- Task details -
Go through the material below and copy each line where the word "JSON" appears.

[Dataset records]
## Start

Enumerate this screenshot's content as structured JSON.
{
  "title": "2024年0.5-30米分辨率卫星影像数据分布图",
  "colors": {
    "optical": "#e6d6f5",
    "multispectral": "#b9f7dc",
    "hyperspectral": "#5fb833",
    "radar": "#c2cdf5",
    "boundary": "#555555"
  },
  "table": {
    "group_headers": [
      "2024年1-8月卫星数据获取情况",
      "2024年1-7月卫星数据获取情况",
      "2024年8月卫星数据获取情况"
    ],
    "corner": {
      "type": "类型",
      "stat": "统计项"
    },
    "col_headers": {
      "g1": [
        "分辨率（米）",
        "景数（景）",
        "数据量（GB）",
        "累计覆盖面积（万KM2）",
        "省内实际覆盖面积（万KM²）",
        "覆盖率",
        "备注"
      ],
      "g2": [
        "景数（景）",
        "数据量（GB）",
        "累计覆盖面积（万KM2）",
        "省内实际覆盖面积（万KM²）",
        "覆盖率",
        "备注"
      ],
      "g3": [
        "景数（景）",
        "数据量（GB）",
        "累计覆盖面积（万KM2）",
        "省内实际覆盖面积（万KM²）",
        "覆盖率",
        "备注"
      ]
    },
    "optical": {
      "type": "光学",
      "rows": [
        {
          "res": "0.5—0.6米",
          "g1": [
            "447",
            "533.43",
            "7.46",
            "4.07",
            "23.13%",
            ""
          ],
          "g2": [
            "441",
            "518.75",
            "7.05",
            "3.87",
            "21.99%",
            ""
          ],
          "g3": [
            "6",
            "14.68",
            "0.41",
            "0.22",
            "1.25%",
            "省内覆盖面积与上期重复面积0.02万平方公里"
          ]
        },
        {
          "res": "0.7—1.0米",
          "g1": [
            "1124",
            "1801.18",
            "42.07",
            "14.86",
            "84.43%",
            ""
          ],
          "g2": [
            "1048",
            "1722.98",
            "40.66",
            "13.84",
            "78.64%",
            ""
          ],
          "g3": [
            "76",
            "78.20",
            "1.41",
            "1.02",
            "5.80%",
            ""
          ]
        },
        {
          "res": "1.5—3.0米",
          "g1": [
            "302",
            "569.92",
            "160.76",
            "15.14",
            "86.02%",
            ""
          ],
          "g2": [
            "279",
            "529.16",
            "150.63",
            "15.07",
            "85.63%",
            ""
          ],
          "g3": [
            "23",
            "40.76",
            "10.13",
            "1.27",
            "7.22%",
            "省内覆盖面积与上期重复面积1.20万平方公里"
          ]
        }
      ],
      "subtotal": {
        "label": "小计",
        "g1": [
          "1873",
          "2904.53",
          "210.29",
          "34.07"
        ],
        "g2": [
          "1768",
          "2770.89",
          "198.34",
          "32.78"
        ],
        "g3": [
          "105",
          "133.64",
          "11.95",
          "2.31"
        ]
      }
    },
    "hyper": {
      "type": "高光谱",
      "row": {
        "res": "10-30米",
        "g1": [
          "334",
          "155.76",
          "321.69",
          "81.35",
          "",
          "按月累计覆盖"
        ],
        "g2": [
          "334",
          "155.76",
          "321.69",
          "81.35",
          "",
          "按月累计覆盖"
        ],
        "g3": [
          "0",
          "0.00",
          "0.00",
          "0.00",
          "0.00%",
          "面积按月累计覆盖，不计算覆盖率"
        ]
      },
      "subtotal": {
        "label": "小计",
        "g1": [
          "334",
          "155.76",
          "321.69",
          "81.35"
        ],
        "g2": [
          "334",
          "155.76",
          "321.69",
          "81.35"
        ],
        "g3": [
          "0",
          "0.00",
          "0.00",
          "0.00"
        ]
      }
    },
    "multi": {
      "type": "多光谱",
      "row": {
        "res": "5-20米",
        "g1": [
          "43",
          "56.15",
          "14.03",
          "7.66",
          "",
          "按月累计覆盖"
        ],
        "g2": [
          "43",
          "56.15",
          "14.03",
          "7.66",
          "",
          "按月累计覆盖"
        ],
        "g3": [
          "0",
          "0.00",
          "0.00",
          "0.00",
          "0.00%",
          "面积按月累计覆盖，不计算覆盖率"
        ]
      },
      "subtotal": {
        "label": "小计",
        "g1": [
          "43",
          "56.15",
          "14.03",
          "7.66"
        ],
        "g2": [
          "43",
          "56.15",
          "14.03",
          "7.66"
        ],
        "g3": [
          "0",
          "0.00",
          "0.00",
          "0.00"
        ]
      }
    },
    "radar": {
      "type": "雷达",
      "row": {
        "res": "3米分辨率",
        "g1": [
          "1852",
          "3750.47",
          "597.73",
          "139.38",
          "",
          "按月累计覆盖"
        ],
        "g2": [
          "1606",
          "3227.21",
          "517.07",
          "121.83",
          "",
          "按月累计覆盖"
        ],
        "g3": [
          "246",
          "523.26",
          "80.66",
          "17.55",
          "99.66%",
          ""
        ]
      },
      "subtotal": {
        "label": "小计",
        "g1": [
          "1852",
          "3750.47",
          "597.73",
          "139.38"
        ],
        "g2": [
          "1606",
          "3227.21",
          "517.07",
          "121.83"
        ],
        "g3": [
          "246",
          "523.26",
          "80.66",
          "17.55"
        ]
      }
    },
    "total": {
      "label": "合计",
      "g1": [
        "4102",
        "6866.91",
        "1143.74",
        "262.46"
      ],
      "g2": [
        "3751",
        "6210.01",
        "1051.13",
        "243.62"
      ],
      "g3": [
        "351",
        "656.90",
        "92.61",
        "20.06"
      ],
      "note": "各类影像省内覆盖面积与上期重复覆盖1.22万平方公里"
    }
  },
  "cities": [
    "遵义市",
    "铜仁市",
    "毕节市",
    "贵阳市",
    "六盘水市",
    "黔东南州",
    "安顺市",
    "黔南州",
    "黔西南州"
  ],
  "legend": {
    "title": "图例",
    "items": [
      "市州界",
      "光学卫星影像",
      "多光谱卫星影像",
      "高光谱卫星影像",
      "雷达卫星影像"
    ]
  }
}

## End
## Start

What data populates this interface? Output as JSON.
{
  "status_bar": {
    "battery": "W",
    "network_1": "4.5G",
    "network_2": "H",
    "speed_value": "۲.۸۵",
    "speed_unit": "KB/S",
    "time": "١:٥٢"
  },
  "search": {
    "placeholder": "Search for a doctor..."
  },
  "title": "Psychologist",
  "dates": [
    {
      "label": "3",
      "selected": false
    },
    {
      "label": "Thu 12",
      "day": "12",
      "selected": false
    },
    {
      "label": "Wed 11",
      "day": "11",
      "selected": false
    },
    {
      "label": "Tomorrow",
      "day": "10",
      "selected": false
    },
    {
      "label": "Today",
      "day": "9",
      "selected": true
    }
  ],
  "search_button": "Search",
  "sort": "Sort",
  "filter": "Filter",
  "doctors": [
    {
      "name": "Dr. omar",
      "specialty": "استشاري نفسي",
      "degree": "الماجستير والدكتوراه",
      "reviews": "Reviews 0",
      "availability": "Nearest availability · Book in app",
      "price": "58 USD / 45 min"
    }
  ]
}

## End

- Answer for the task -
Enumerate this screenshot's content as structured JSON.
What data populates this interface? Output as JSON.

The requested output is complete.